-- Problem to work on --
Your task is to repeat all of the material exactly.

Figure content listings:

☆ ☆ ☆ ☆

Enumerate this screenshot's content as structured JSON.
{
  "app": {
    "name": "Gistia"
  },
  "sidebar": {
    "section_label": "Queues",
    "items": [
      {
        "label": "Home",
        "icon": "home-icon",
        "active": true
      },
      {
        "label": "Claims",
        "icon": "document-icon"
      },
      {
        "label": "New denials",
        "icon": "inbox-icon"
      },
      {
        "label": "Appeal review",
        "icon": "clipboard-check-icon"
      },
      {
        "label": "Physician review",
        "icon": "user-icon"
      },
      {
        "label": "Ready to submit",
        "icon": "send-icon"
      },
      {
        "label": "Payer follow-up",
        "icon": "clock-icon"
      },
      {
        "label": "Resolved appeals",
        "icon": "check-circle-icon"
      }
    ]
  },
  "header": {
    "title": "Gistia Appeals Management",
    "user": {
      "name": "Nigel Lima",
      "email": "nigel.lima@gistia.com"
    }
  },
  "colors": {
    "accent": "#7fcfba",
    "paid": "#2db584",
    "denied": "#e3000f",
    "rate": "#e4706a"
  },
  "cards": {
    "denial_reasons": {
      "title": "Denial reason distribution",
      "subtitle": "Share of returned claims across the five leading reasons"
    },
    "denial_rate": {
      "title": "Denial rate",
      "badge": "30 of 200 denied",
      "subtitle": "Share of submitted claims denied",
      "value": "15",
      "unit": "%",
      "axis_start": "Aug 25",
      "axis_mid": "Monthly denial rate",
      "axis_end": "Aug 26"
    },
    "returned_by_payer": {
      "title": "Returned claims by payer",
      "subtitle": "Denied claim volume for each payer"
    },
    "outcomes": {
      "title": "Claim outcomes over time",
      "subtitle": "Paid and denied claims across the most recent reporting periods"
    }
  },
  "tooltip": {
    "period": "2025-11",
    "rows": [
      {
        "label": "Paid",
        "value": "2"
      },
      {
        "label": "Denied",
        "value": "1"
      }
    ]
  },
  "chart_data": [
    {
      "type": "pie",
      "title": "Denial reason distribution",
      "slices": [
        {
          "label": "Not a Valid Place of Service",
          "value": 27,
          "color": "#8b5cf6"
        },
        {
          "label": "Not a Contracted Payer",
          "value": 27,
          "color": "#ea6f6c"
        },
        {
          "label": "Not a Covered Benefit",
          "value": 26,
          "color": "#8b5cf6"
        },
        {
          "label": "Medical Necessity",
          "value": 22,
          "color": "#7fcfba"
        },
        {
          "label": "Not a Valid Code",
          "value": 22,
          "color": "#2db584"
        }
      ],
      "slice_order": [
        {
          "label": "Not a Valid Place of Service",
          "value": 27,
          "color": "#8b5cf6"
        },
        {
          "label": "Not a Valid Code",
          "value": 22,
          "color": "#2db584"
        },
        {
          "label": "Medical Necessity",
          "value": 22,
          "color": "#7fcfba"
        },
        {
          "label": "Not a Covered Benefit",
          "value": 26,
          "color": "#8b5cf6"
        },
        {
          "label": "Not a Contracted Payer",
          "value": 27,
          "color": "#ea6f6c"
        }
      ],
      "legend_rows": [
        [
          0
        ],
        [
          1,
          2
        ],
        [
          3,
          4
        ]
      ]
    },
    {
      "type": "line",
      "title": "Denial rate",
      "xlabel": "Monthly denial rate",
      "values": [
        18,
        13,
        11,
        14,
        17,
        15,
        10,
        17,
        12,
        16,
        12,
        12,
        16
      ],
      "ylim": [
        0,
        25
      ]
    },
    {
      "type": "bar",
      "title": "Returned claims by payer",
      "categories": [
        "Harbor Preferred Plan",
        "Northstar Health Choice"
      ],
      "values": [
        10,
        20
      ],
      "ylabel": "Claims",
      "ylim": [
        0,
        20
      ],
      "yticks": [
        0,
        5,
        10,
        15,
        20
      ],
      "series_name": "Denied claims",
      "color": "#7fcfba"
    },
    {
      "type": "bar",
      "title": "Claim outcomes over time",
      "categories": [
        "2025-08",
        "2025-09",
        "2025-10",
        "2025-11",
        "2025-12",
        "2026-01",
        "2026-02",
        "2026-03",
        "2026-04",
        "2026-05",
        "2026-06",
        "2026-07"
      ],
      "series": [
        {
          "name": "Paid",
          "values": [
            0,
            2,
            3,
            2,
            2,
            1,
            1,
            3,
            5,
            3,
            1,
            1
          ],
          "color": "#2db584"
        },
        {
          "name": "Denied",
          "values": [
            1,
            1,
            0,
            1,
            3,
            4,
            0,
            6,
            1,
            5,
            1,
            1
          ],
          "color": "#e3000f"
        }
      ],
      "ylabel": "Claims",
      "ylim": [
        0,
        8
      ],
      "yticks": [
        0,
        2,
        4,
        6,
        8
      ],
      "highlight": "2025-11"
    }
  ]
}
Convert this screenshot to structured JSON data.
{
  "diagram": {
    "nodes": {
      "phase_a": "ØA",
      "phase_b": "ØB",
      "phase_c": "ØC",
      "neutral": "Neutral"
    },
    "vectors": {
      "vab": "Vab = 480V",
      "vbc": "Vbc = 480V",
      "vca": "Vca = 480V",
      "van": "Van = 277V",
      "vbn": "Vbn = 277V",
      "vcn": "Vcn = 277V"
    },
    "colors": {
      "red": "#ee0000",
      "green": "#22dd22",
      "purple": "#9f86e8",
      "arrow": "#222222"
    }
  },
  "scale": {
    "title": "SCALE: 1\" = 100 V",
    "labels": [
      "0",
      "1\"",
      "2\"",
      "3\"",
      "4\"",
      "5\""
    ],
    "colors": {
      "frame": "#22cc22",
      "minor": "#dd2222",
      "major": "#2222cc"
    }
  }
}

☆ ☆ ☆ ☆

-- Result of the task --
Enumerate this screenshot's content as structured JSON.
{
  "app": {
    "name": "Gistia"
  },
  "sidebar": {
    "section_label": "Queues",
    "items": [
      {
        "label": "Home",
        "icon": "home-icon",
        "active": true
      },
      {
        "label": "Claims",
        "icon": "document-icon"
      },
      {
        "label": "New denials",
        "icon": "inbox-icon"
      },
      {
        "label": "Appeal review",
        "icon": "clipboard-check-icon"
      },
      {
        "label": "Physician review",
        "icon": "user-icon"
      },
      {
        "label": "Ready to submit",
        "icon": "send-icon"
      },
      {
        "label": "Payer follow-up",
        "icon": "clock-icon"
      },
      {
        "label": "Resolved appeals",
        "icon": "check-circle-icon"
      }
    ]
  },
  "header": {
    "title": "Gistia Appeals Management",
    "user": {
      "name": "Nigel Lima",
      "email": "nigel.lima@gistia.com"
    }
  },
  "colors": {
    "accent": "#7fcfba",
    "paid": "#2db584",
    "denied": "#e3000f",
    "rate": "#e4706a"
  },
  "cards": {
    "denial_reasons": {
      "title": "Denial reason distribution",
      "subtitle": "Share of returned claims across the five leading reasons"
    },
    "denial_rate": {
      "title": "Denial rate",
      "badge": "30 of 200 denied",
      "subtitle": "Share of submitted claims denied",
      "value": "15",
      "unit": "%",
      "axis_start": "Aug 25",
      "axis_mid": "Monthly denial rate",
      "axis_end": "Aug 26"
    },
    "returned_by_payer": {
      "title": "Returned claims by payer",
      "subtitle": "Denied claim volume for each payer"
    },
    "outcomes": {
      "title": "Claim outcomes over time",
      "subtitle": "Paid and denied claims across the most recent reporting periods"
    }
  },
  "tooltip": {
    "period": "2025-11",
    "rows": [
      {
        "label": "Paid",
        "value": "2"
      },
      {
        "label": "Denied",
        "value": "1"
      }
    ]
  },
  "chart_data": [
    {
      "type": "pie",
      "title": "Denial reason distribution",
      "slices": [
        {
          "label": "Not a Valid Place of Service",
          "value": 27,
          "color": "#8b5cf6"
        },
        {
          "label": "Not a Contracted Payer",
          "value": 27,
          "color": "#ea6f6c"
        },
        {
          "label": "Not a Covered Benefit",
          "value": 26,
          "color": "#8b5cf6"
        },
        {
          "label": "Medical Necessity",
          "value": 22,
          "color": "#7fcfba"
        },
        {
          "label": "Not a Valid Code",
          "value": 22,
          "color": "#2db584"
        }
      ],
      "slice_order": [
        {
          "label": "Not a Valid Place of Service",
          "value": 27,
          "color": "#8b5cf6"
        },
        {
          "label": "Not a Valid Code",
          "value": 22,
          "color": "#2db584"
        },
        {
          "label": "Medical Necessity",
          "value": 22,
          "color": "#7fcfba"
        },
        {
          "label": "Not a Covered Benefit",
          "value": 26,
          "color": "#8b5cf6"
        },
        {
          "label": "Not a Contracted Payer",
          "value": 27,
          "color": "#ea6f6c"
        }
      ],
      "legend_rows": [
        [
          0
        ],
        [
          1,
          2
        ],
        [
          3,
          4
        ]
      ]
    },
    {
      "type": "line",
      "title": "Denial rate",
      "xlabel": "Monthly denial rate",
      "values": [
        18,
        13,
        11,
        14,
        17,
        15,
        10,
        17,
        12,
        16,
        12,
        12,
        16
      ],
      "ylim": [
        0,
        25
      ]
    },
    {
      "type": "bar",
      "title": "Returned claims by payer",
      "categories": [
        "Harbor Preferred Plan",
        "Northstar Health Choice"
      ],
      "values": [
        10,
        20
      ],
      "ylabel": "Claims",
      "ylim": [
        0,
        20
      ],
      "yticks": [
        0,
        5,
        10,
        15,
        20
      ],
      "series_name": "Denied claims",
      "color": "#7fcfba"
    },
    {
      "type": "bar",
      "title": "Claim outcomes over time",
      "categories": [
        "2025-08",
        "2025-09",
        "2025-10",
        "2025-11",
        "2025-12",
        "2026-01",
        "2026-02",
        "2026-03",
        "2026-04",
        "2026-05",
        "2026-06",
        "2026-07"
      ],
      "series": [
        {
          "name": "Paid",
          "values": [
            0,
            2,
            3,
            2,
            2,
            1,
            1,
            3,
            5,
            3,
            1,
            1
          ],
          "color": "#2db584"
        },
        {
          "name": "Denied",
          "values": [
            1,
            1,
            0,
            1,
            3,
            4,
            0,
            6,
            1,
            5,
            1,
            1
          ],
          "color": "#e3000f"
        }
      ],
      "ylabel": "Claims",
      "ylim": [
        0,
        8
      ],
      "yticks": [
        0,
        2,
        4,
        6,
        8
      ],
      "highlight": "2025-11"
    }
  ]
}
Convert this screenshot to structured JSON data.
{
  "diagram": {
    "nodes": {
      "phase_a": "ØA",
      "phase_b": "ØB",
      "phase_c": "ØC",
      "neutral": "Neutral"
    },
    "vectors": {
      "vab": "Vab = 480V",
      "vbc": "Vbc = 480V",
      "vca": "Vca = 480V",
      "van": "Van = 277V",
      "vbn": "Vbn = 277V",
      "vcn": "Vcn = 277V"
    },
    "colors": {
      "red": "#ee0000",
      "green": "#22dd22",
      "purple": "#9f86e8",
      "arrow": "#222222"
    }
  },
  "scale": {
    "title": "SCALE: 1\" = 100 V",
    "labels": [
      "0",
      "1\"",
      "2\"",
      "3\"",
      "4\"",
      "5\""
    ],
    "colors": {
      "frame": "#22cc22",
      "minor": "#dd2222",
      "major": "#2222cc"
    }
  }
}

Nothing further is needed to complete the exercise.